Please repeat all of the lines that follow, exactly as written.

--*--

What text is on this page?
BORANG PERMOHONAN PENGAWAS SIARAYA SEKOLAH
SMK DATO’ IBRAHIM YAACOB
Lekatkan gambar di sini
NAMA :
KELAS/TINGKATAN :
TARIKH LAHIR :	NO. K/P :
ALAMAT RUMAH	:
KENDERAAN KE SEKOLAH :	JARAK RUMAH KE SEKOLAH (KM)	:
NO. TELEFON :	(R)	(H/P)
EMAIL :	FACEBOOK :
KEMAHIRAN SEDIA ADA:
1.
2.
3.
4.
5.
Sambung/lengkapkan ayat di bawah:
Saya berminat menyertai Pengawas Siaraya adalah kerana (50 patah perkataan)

--*--

*Response to this exercise*.
What text is on this page?
BORANG PERMOHONAN PENGAWAS SIARAYA SEKOLAH
SMK DATO’ IBRAHIM YAACOB
Lekatkan gambar di sini
NAMA :
KELAS/TINGKATAN :
TARIKH LAHIR :	NO. K/P :
ALAMAT RUMAH	:
KENDERAAN KE SEKOLAH :	JARAK RUMAH KE SEKOLAH (KM)	:
NO. TELEFON :	(R)	(H/P)
EMAIL :	FACEBOOK :
KEMAHIRAN SEDIA ADA:
1.
2.
3.
4.
5.
Sambung/lengkapkan ayat di bawah:
Saya berminat menyertai Pengawas Siaraya adalah kerana (50 patah perkataan)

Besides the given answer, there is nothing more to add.